→ **WHAT YOU WILL DO**:
Copy each line in which the string "name" occurs.
BEGIN DATASET EXCERPTS
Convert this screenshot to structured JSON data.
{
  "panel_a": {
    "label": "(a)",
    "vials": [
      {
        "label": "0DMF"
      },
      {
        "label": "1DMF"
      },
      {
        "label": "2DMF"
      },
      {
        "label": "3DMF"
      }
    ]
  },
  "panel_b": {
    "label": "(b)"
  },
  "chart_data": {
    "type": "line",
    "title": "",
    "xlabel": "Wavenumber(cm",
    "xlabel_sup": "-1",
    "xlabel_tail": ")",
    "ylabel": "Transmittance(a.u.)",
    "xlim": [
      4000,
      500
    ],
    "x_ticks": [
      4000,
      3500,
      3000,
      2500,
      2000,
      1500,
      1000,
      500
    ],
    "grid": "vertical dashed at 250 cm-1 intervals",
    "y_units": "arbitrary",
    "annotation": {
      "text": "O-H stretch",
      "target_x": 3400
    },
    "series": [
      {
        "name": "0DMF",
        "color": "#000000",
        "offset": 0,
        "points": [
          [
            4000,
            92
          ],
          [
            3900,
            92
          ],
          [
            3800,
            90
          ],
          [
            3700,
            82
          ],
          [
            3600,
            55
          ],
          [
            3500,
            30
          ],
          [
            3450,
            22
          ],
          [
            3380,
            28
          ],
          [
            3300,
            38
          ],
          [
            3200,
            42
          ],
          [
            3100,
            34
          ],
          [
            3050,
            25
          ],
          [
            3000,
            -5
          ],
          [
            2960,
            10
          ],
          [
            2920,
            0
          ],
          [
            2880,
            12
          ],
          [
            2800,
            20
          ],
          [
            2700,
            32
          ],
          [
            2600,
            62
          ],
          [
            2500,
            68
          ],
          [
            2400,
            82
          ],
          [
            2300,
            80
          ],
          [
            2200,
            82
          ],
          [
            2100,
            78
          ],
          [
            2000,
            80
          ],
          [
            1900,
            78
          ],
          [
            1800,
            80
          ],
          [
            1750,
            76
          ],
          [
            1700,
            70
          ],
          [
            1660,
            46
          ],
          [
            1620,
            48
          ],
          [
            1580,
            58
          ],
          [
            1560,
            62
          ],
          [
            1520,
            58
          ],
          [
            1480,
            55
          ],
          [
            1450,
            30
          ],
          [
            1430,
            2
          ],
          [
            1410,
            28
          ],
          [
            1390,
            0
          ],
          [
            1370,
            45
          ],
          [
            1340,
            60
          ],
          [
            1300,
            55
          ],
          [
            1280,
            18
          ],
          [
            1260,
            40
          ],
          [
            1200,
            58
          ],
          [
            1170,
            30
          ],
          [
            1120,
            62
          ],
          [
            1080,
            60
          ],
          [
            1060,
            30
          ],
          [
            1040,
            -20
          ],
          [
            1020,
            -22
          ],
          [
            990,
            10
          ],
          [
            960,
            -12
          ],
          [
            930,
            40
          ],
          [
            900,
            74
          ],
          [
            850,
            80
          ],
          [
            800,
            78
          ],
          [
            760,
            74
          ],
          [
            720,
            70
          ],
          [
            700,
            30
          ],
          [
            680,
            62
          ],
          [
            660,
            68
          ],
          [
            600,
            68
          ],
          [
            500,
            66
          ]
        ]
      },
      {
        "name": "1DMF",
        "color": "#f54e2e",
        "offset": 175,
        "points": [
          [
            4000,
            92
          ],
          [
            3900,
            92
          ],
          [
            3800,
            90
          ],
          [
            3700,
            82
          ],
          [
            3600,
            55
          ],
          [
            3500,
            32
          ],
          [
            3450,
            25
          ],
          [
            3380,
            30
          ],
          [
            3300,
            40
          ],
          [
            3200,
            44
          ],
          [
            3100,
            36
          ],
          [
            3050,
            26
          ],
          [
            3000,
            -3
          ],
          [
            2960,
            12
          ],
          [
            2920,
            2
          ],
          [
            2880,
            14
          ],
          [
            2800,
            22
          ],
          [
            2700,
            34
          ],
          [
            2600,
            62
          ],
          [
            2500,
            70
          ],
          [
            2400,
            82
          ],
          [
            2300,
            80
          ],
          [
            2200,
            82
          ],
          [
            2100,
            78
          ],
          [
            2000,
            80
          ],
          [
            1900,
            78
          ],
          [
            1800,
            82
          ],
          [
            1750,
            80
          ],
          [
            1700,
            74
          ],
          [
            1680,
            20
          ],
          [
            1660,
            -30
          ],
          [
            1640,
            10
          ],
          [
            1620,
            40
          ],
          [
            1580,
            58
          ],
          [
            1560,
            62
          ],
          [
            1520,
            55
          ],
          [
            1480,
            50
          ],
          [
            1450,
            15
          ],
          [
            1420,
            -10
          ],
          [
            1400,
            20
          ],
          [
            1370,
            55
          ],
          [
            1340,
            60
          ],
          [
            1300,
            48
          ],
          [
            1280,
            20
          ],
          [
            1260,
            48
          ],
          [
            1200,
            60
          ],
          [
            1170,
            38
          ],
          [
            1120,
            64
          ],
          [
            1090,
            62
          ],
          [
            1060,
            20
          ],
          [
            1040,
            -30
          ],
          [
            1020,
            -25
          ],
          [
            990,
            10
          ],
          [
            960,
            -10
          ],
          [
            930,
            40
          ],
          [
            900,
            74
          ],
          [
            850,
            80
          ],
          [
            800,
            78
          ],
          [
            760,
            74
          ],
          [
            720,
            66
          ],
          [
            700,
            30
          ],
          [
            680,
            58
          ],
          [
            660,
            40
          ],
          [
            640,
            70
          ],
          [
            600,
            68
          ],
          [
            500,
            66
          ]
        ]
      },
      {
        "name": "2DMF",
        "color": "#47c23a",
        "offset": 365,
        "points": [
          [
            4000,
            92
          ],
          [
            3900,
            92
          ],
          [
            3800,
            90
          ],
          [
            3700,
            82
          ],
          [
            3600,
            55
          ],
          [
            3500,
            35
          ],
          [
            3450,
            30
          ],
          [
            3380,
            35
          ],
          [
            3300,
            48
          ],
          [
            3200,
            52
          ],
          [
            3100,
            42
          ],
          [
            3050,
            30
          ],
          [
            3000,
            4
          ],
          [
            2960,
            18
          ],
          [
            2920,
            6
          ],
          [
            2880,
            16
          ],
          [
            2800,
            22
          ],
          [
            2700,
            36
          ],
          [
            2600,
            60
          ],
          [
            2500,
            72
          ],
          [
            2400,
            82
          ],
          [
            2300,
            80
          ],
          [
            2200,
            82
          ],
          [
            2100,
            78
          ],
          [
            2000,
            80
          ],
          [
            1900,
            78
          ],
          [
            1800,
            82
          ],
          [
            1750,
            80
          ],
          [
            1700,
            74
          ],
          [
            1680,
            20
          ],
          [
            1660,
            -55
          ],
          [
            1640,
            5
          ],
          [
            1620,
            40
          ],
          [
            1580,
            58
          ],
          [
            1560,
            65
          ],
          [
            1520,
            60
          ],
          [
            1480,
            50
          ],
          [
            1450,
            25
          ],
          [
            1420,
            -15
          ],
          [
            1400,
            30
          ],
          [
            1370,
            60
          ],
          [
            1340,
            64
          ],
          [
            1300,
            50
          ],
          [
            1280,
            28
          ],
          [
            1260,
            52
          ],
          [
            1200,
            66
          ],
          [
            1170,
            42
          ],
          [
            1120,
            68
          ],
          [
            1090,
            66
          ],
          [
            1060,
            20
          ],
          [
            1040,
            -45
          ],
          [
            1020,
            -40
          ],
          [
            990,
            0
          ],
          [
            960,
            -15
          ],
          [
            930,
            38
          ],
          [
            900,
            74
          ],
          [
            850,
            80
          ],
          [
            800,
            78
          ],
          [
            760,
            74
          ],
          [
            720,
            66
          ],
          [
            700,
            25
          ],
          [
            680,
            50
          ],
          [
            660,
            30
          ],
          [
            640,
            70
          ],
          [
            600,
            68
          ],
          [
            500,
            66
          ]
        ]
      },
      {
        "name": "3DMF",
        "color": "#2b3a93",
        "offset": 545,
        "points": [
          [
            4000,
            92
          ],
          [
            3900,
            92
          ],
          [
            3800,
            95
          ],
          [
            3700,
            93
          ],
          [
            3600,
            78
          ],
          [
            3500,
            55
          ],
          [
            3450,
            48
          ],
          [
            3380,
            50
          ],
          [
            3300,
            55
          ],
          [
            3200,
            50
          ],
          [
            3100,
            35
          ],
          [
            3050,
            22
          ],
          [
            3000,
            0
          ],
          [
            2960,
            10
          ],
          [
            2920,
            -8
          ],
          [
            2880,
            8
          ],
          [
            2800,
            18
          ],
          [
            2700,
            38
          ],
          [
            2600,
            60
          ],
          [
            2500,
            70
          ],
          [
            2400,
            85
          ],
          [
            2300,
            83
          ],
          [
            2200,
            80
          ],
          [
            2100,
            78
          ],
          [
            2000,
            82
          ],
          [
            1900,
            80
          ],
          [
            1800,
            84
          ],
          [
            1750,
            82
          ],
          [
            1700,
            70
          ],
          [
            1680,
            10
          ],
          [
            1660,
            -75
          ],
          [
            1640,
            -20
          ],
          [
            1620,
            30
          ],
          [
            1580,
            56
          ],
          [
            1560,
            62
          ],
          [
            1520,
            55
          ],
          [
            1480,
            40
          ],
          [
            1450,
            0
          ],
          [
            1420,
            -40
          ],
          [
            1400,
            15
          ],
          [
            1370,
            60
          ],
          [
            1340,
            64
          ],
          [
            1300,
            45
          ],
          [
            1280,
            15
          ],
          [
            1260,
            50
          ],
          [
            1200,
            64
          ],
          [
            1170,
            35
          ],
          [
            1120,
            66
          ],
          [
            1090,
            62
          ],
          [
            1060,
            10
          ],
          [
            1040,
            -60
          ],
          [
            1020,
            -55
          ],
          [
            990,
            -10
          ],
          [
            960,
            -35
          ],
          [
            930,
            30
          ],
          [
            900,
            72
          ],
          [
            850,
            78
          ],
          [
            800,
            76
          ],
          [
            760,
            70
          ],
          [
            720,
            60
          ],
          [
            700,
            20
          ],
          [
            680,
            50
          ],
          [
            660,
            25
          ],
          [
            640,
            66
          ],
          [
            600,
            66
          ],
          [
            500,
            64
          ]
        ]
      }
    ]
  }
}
END DATASET EXCERPTS
→ **TASK OUTPUT**:
        "name": "0DMF",
        "name": "1DMF",
        "name": "2DMF",
        "name": "3DMF",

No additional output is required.